:: What to work on ::
Present each line of the entries below that holds the word "ATENAS".

==*==

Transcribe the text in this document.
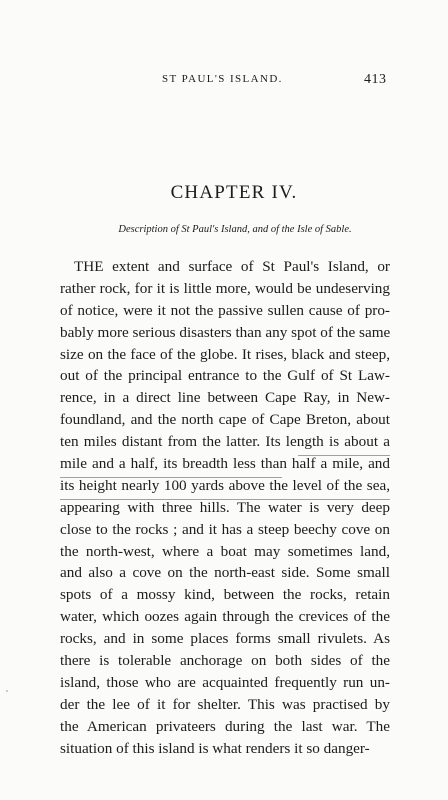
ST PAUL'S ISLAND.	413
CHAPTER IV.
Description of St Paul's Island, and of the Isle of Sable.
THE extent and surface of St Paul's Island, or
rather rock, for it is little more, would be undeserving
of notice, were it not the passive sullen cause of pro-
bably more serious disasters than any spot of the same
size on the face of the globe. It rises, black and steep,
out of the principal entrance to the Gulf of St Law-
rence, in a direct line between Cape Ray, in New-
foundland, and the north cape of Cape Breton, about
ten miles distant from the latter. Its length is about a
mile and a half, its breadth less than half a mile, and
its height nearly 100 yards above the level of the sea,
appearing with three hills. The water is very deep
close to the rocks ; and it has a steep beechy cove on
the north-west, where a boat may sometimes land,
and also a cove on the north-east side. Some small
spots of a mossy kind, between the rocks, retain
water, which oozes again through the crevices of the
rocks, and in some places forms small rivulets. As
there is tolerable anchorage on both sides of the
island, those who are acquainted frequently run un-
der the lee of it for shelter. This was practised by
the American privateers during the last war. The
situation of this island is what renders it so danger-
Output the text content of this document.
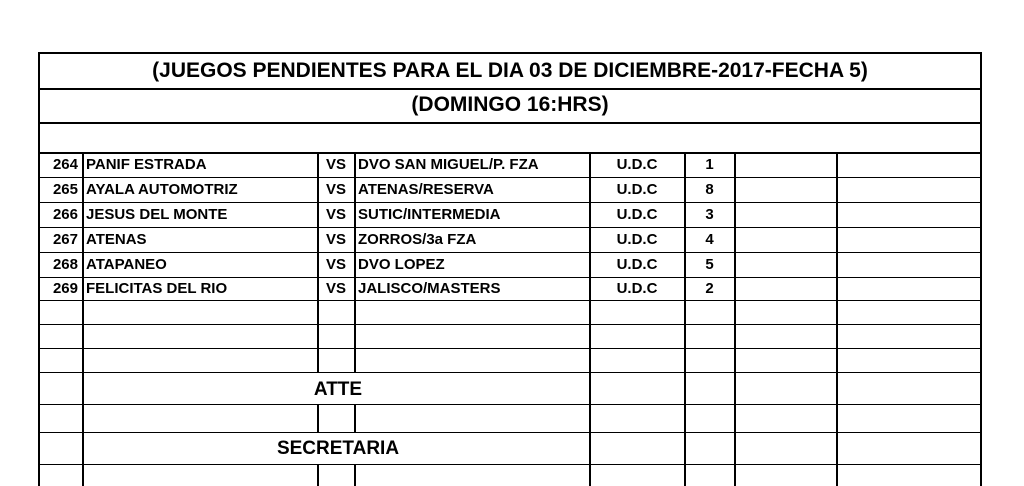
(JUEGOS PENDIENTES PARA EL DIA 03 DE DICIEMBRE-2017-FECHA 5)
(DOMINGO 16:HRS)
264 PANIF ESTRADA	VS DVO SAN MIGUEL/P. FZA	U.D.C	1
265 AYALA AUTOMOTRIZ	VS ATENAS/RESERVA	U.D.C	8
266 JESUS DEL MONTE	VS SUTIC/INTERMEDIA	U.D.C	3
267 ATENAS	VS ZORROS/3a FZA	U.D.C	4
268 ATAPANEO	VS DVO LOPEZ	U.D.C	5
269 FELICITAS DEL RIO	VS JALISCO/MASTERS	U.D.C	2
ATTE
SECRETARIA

==*==

:: Final result ::
265 AYALA AUTOMOTRIZ	VS ATENAS/RESERVA	U.D.C	8
267 ATENAS	VS ZORROS/3a FZA	U.D.C	4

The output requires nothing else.